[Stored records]
%%

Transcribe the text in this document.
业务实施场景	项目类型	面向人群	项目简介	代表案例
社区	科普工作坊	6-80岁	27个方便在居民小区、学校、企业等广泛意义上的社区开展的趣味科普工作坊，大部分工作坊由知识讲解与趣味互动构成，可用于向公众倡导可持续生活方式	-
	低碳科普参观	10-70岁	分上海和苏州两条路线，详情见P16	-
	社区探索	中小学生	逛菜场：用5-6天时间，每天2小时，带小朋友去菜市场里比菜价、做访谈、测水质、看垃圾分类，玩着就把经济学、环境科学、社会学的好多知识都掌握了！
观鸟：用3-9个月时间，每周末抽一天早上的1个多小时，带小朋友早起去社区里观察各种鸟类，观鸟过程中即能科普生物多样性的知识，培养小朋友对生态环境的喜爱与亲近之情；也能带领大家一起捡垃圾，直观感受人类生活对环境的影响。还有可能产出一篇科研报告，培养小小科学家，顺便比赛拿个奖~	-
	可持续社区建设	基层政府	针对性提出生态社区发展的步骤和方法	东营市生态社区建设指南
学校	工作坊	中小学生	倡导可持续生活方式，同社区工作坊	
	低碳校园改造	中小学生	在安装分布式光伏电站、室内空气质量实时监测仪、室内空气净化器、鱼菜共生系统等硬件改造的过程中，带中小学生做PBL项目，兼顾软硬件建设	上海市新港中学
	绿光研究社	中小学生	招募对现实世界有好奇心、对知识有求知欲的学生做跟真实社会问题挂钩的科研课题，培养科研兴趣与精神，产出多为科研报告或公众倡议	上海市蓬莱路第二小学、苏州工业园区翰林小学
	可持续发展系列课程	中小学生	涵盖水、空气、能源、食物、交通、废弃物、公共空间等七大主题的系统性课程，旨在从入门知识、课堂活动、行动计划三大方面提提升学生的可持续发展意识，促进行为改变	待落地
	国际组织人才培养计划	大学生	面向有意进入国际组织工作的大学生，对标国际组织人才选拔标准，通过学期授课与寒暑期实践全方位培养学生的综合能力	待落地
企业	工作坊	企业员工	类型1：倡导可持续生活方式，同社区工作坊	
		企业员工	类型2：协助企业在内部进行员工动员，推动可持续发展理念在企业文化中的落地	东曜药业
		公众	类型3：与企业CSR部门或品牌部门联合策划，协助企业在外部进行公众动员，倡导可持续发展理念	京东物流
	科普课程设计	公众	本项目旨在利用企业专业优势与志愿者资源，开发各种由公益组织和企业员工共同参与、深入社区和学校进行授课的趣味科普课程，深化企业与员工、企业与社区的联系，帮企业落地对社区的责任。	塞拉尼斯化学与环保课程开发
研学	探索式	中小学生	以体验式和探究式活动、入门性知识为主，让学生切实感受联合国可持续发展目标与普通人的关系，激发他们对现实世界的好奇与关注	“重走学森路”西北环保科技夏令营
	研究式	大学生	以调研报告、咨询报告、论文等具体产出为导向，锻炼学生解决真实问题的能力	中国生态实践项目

%%

*Prompt*. Repeat the material in full, exactly as it stands.

*Written answer*.
Transcribe the text in this document.
业务实施场景	项目类型	面向人群	项目简介	代表案例
社区	科普工作坊	6-80岁	27个方便在居民小区、学校、企业等广泛意义上的社区开展的趣味科普工作坊，大部分工作坊由知识讲解与趣味互动构成，可用于向公众倡导可持续生活方式	-
	低碳科普参观	10-70岁	分上海和苏州两条路线，详情见P16	-
	社区探索	中小学生	逛菜场：用5-6天时间，每天2小时，带小朋友去菜市场里比菜价、做访谈、测水质、看垃圾分类，玩着就把经济学、环境科学、社会学的好多知识都掌握了！
观鸟：用3-9个月时间，每周末抽一天早上的1个多小时，带小朋友早起去社区里观察各种鸟类，观鸟过程中即能科普生物多样性的知识，培养小朋友对生态环境的喜爱与亲近之情；也能带领大家一起捡垃圾，直观感受人类生活对环境的影响。还有可能产出一篇科研报告，培养小小科学家，顺便比赛拿个奖~	-
	可持续社区建设	基层政府	针对性提出生态社区发展的步骤和方法	东营市生态社区建设指南
学校	工作坊	中小学生	倡导可持续生活方式，同社区工作坊	
	低碳校园改造	中小学生	在安装分布式光伏电站、室内空气质量实时监测仪、室内空气净化器、鱼菜共生系统等硬件改造的过程中，带中小学生做PBL项目，兼顾软硬件建设	上海市新港中学
	绿光研究社	中小学生	招募对现实世界有好奇心、对知识有求知欲的学生做跟真实社会问题挂钩的科研课题，培养科研兴趣与精神，产出多为科研报告或公众倡议	上海市蓬莱路第二小学、苏州工业园区翰林小学
	可持续发展系列课程	中小学生	涵盖水、空气、能源、食物、交通、废弃物、公共空间等七大主题的系统性课程，旨在从入门知识、课堂活动、行动计划三大方面提提升学生的可持续发展意识，促进行为改变	待落地
	国际组织人才培养计划	大学生	面向有意进入国际组织工作的大学生，对标国际组织人才选拔标准，通过学期授课与寒暑期实践全方位培养学生的综合能力	待落地
企业	工作坊	企业员工	类型1：倡导可持续生活方式，同社区工作坊	
		企业员工	类型2：协助企业在内部进行员工动员，推动可持续发展理念在企业文化中的落地	东曜药业
		公众	类型3：与企业CSR部门或品牌部门联合策划，协助企业在外部进行公众动员，倡导可持续发展理念	京东物流
	科普课程设计	公众	本项目旨在利用企业专业优势与志愿者资源，开发各种由公益组织和企业员工共同参与、深入社区和学校进行授课的趣味科普课程，深化企业与员工、企业与社区的联系，帮企业落地对社区的责任。	塞拉尼斯化学与环保课程开发
研学	探索式	中小学生	以体验式和探究式活动、入门性知识为主，让学生切实感受联合国可持续发展目标与普通人的关系，激发他们对现实世界的好奇与关注	“重走学森路”西北环保科技夏令营
	研究式	大学生	以调研报告、咨询报告、论文等具体产出为导向，锻炼学生解决真实问题的能力	中国生态实践项目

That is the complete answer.